- Your instructions -
Word for word, copy all the data and drop the pictures.

- Supplied data -

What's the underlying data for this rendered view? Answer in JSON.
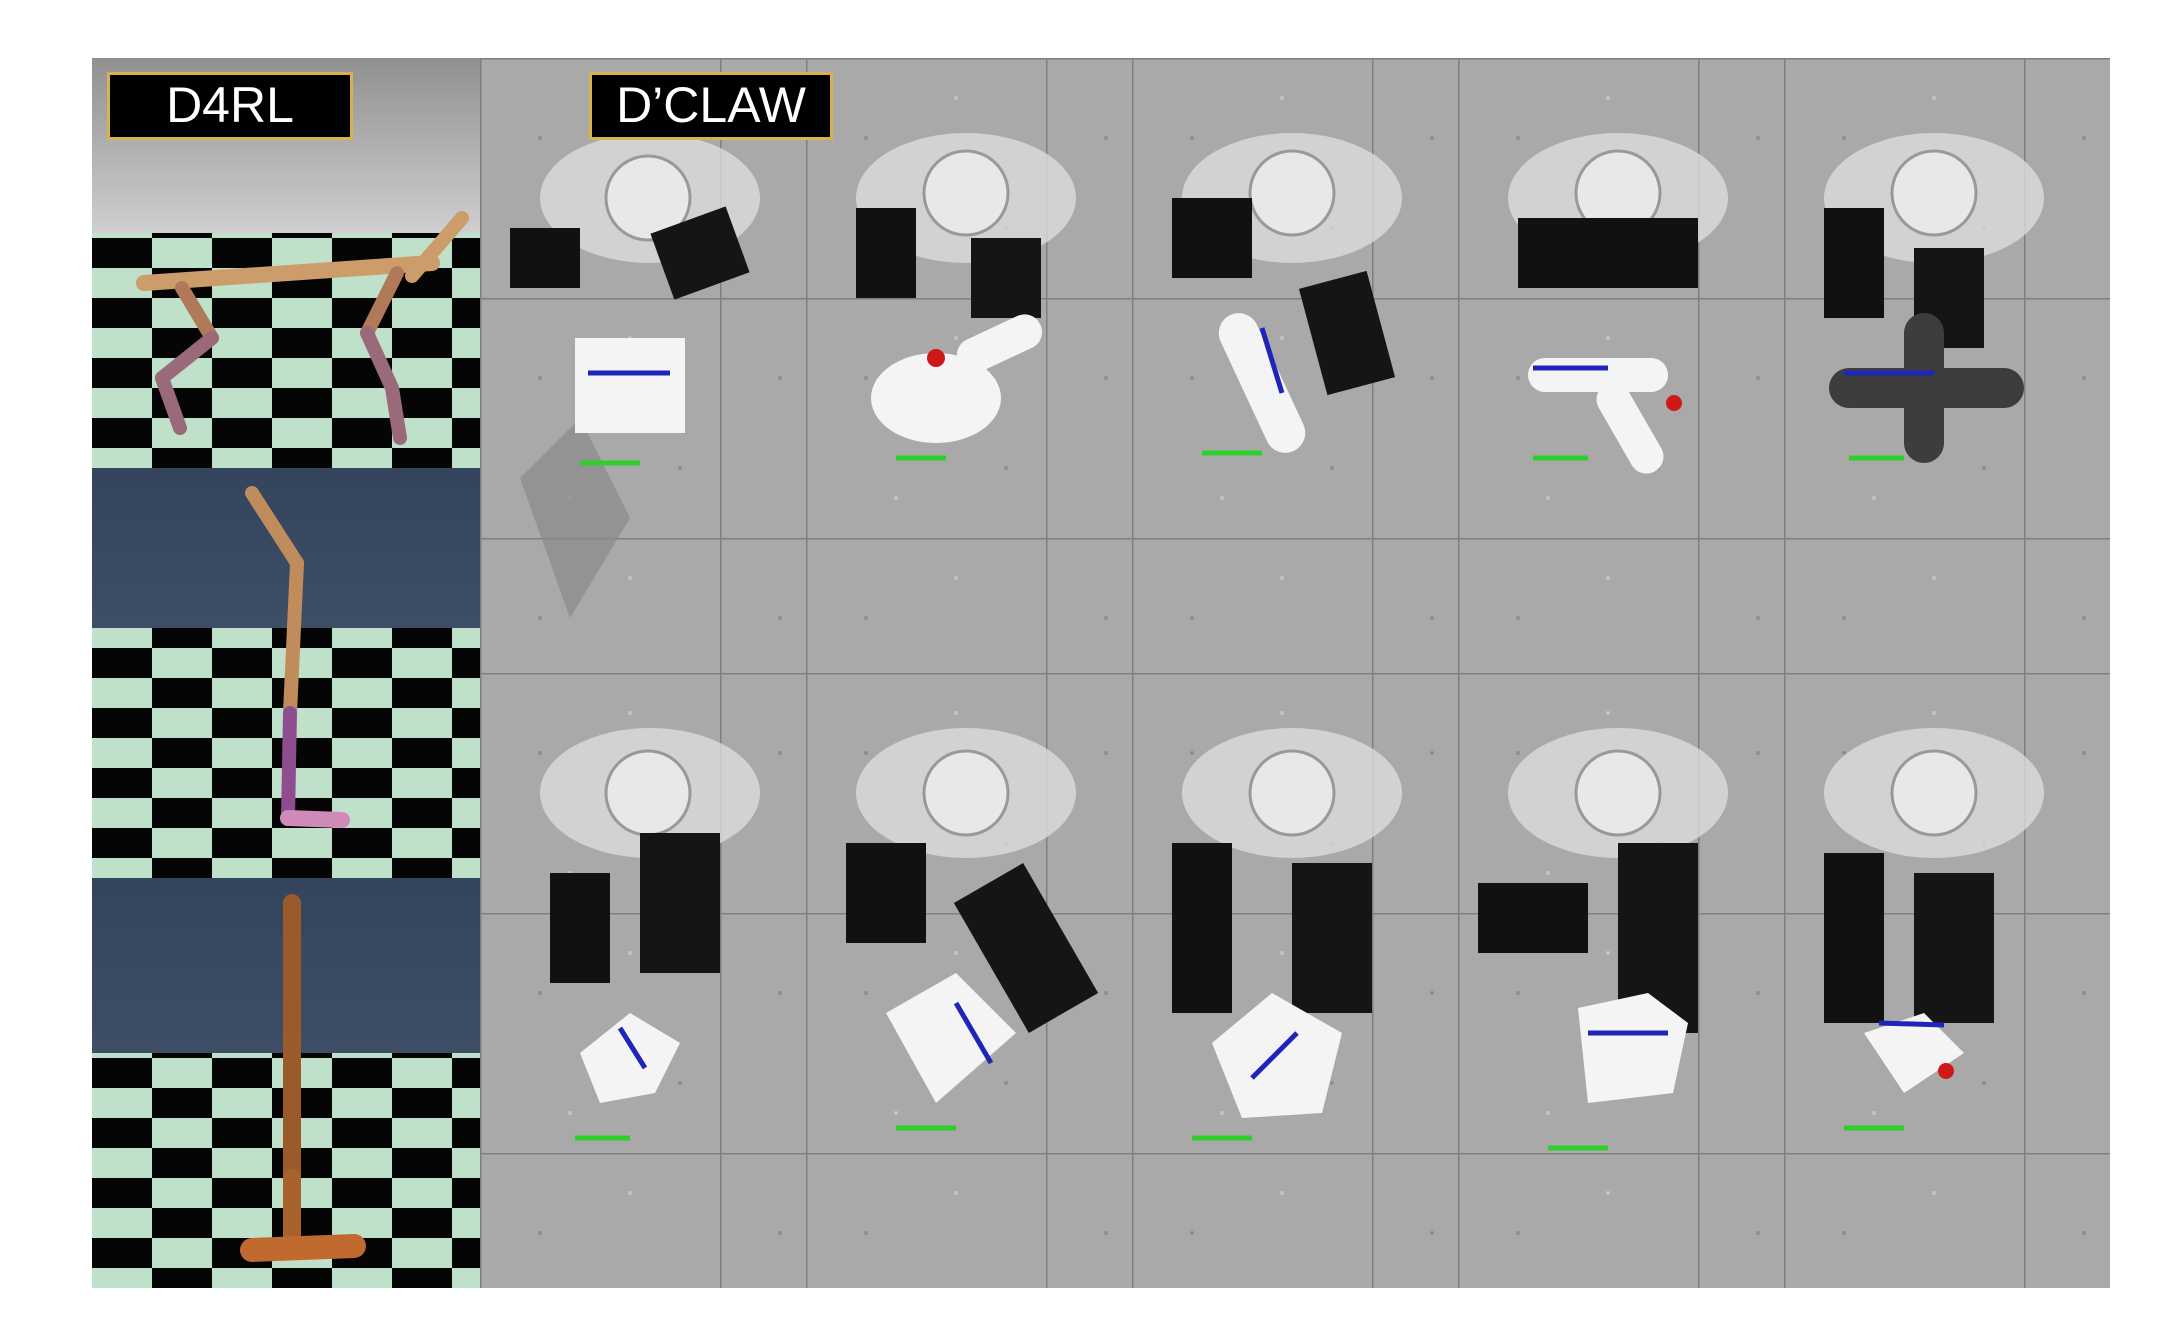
{
  "labels": {
    "left": "D4RL",
    "right": "D’CLAW"
  },
  "left_panels": [
    {
      "agent": "halfcheetah"
    },
    {
      "agent": "walker2d"
    },
    {
      "agent": "hopper"
    }
  ],
  "right_rows": [
    {
      "objects": [
        "block-cube",
        "mushroom-knob",
        "rod-valve",
        "three-prong-valve",
        "cross-valve"
      ]
    },
    {
      "objects": [
        "star-object",
        "pyramid-object",
        "tilted-square",
        "hexagon-block",
        "folded-star"
      ]
    }
  ],
  "colors": {
    "label_border": "#d8b24a",
    "blue_indicator": "#1e25b8",
    "green_indicator": "#2fcf2a",
    "red_tip": "#d01818"
  }
}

- Answer to the exercise -
What's the underlying data for this rendered view? Answer in JSON.
{
  "labels": {
    "left": "D4RL",
    "right": "D’CLAW"
  },
  "left_panels": [
    {
      "agent": "halfcheetah"
    },
    {
      "agent": "walker2d"
    },
    {
      "agent": "hopper"
    }
  ],
  "right_rows": [
    {
      "objects": [
        "block-cube",
        "mushroom-knob",
        "rod-valve",
        "three-prong-valve",
        "cross-valve"
      ]
    },
    {
      "objects": [
        "star-object",
        "pyramid-object",
        "tilted-square",
        "hexagon-block",
        "folded-star"
      ]
    }
  ],
  "colors": {
    "label_border": "#d8b24a",
    "blue_indicator": "#1e25b8",
    "green_indicator": "#2fcf2a",
    "red_tip": "#d01818"
  }
}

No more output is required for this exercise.